Locate every line in the records below that holds the word "Chinese" and return each one.

**SOURCE RECORDS:**

..............................

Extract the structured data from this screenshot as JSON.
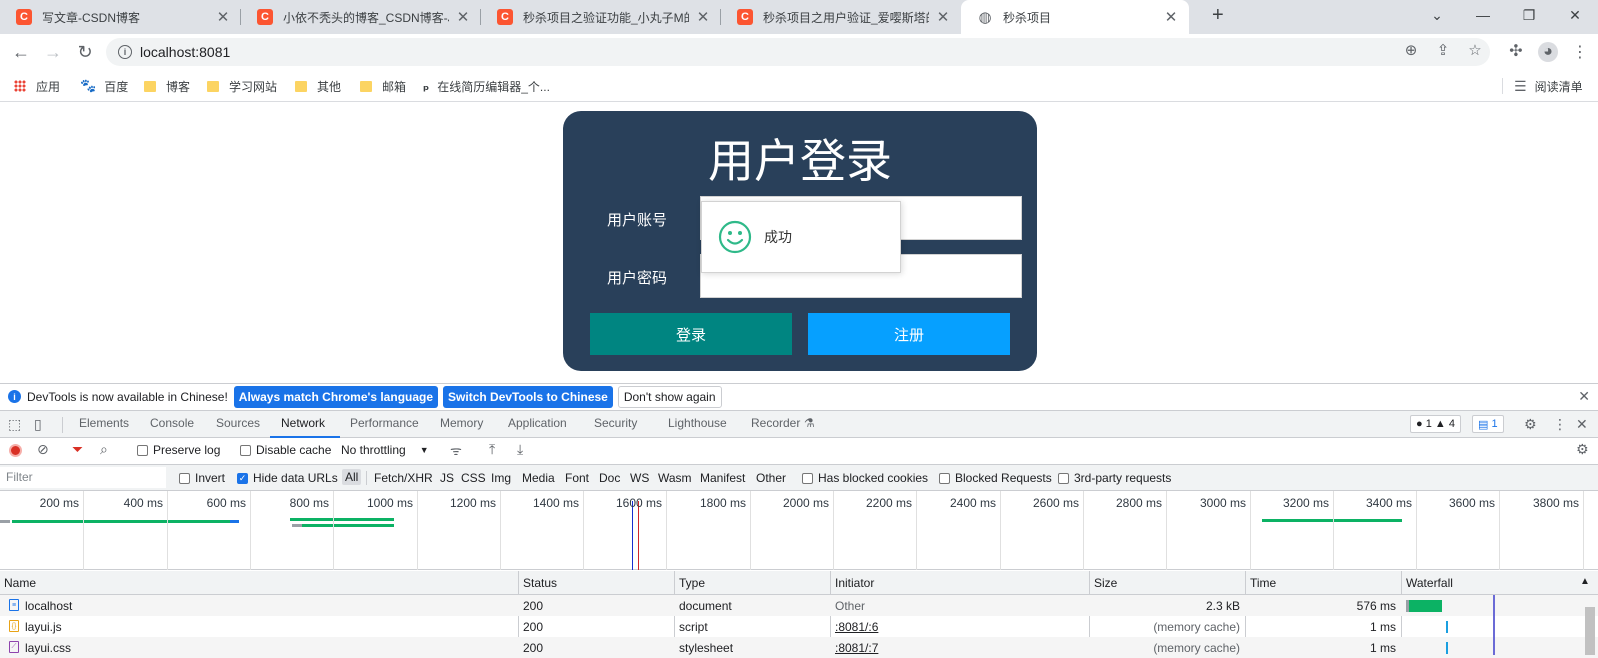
{
  "tabs": [
    {
      "title": "写文章-CSDN博客",
      "favicon": "csdn-icon"
    },
    {
      "title": "小依不秃头的博客_CSDN博客-J...",
      "favicon": "csdn-icon"
    },
    {
      "title": "秒杀项目之验证功能_小丸子M的...",
      "favicon": "csdn-icon"
    },
    {
      "title": "秒杀项目之用户验证_爱嘤斯塔的...",
      "favicon": "csdn-icon"
    },
    {
      "title": "秒杀项目",
      "favicon": "globe-icon"
    }
  ],
  "toolbar": {
    "url": "localhost:8081"
  },
  "bookmarks": [
    {
      "label": "应用",
      "icon": "apps-icon"
    },
    {
      "label": "百度",
      "icon": "baidu-icon"
    },
    {
      "label": "博客",
      "icon": "folder-icon"
    },
    {
      "label": "学习网站",
      "icon": "folder-icon"
    },
    {
      "label": "其他",
      "icon": "folder-icon"
    },
    {
      "label": "邮箱",
      "icon": "folder-icon"
    },
    {
      "label": "在线简历编辑器_个...",
      "icon": "p-icon"
    }
  ],
  "reading_list": "阅读清单",
  "login": {
    "title": "用户登录",
    "account_label": "用户账号",
    "password_label": "用户密码",
    "login_button": "登录",
    "register_button": "注册",
    "colors": {
      "panel": "#29405a",
      "login": "#009688",
      "register": "#1e9fff"
    }
  },
  "toast": {
    "message": "成功",
    "icon": "smile-icon"
  },
  "devtools": {
    "infobar": {
      "text": "DevTools is now available in Chinese!",
      "btn_match": "Always match Chrome's language",
      "btn_switch": "Switch DevTools to Chinese",
      "btn_dismiss": "Don't show again"
    },
    "tabs": [
      "Elements",
      "Console",
      "Sources",
      "Network",
      "Performance",
      "Memory",
      "Application",
      "Security",
      "Lighthouse",
      "Recorder"
    ],
    "active_tab": "Network",
    "issues": {
      "errors": "1",
      "warnings": "4",
      "messages": "1"
    },
    "network_toolbar": {
      "preserve_log": "Preserve log",
      "disable_cache": "Disable cache",
      "throttling": "No throttling"
    },
    "filter": {
      "placeholder": "Filter",
      "invert": "Invert",
      "hide_data_urls": "Hide data URLs",
      "types": [
        "All",
        "Fetch/XHR",
        "JS",
        "CSS",
        "Img",
        "Media",
        "Font",
        "Doc",
        "WS",
        "Wasm",
        "Manifest",
        "Other"
      ],
      "blocked_cookies": "Has blocked cookies",
      "blocked_requests": "Blocked Requests",
      "third_party": "3rd-party requests"
    },
    "timeline_ticks": [
      "200 ms",
      "400 ms",
      "600 ms",
      "800 ms",
      "1000 ms",
      "1200 ms",
      "1400 ms",
      "1600 ms",
      "1800 ms",
      "2000 ms",
      "2200 ms",
      "2400 ms",
      "2600 ms",
      "2800 ms",
      "3000 ms",
      "3200 ms",
      "3400 ms",
      "3600 ms",
      "3800 ms"
    ],
    "columns": [
      "Name",
      "Status",
      "Type",
      "Initiator",
      "Size",
      "Time",
      "Waterfall"
    ],
    "rows": [
      {
        "name": "localhost",
        "status": "200",
        "type": "document",
        "initiator": "Other",
        "size": "2.3 kB",
        "time": "576 ms",
        "icon": "document-icon"
      },
      {
        "name": "layui.js",
        "status": "200",
        "type": "script",
        "initiator": ":8081/:6",
        "size": "(memory cache)",
        "time": "1 ms",
        "icon": "script-icon"
      },
      {
        "name": "layui.css",
        "status": "200",
        "type": "stylesheet",
        "initiator": ":8081/:7",
        "size": "(memory cache)",
        "time": "1 ms",
        "icon": "stylesheet-icon"
      }
    ]
  }
}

..............................

**THE REPLY:**
      "text": "DevTools is now available in Chinese!",
      "btn_switch": "Switch DevTools to Chinese",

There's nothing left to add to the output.